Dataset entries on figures
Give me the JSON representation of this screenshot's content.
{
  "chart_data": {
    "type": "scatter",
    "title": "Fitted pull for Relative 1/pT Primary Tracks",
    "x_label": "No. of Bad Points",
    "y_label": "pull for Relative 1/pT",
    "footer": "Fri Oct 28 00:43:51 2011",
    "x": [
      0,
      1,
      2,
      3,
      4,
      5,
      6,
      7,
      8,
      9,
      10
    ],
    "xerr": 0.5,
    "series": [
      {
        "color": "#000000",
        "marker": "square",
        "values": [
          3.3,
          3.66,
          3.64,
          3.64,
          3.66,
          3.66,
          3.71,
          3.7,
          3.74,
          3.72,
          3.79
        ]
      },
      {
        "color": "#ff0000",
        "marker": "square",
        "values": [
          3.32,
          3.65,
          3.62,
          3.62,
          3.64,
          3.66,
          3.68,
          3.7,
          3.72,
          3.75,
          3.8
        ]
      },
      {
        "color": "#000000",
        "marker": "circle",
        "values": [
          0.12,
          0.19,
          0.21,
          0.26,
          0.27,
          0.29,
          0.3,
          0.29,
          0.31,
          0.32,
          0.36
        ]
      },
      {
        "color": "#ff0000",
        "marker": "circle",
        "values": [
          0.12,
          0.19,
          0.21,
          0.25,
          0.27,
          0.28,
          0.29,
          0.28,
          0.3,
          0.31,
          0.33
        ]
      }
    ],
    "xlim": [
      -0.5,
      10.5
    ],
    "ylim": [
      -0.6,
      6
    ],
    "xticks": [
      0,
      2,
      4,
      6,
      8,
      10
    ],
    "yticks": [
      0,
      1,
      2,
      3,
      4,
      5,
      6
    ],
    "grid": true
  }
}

==

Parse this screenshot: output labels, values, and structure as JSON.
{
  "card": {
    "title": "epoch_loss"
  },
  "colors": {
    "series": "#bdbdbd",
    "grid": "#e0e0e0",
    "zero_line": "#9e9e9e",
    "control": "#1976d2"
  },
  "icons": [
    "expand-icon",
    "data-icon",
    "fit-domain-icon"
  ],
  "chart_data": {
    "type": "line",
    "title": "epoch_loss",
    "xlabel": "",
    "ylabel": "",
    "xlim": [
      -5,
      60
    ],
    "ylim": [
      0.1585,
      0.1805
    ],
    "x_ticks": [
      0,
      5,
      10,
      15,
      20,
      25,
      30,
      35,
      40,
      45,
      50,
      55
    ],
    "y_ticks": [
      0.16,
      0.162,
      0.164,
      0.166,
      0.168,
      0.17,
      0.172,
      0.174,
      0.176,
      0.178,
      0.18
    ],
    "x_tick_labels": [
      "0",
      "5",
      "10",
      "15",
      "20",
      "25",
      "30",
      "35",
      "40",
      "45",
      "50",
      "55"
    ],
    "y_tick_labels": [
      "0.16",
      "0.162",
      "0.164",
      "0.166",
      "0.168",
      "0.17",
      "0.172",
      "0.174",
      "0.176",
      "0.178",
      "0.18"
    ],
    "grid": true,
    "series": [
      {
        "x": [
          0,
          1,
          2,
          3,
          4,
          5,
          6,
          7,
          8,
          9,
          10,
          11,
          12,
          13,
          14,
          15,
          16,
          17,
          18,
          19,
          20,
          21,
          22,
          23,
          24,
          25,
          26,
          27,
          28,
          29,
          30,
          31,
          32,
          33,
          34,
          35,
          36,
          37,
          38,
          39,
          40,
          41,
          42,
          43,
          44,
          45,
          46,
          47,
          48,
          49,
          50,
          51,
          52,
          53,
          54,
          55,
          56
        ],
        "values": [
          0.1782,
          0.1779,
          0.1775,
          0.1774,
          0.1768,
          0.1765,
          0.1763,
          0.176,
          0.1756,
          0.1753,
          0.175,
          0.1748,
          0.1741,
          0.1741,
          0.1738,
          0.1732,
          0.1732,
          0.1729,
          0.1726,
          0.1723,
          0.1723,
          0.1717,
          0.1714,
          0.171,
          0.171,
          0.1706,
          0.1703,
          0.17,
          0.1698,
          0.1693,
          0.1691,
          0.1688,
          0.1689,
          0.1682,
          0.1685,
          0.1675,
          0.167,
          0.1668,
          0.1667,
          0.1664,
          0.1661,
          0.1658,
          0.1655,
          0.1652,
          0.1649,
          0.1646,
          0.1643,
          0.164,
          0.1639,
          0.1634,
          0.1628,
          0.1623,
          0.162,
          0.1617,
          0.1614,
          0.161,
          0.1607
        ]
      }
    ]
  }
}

▶ [What this task involves]:
Filter the entries and copy out every line with the word "pull".

▶ [Problem solution]:
    "title": "Fitted pull for Relative 1/pT Primary Tracks",
    "y_label": "pull for Relative 1/pT",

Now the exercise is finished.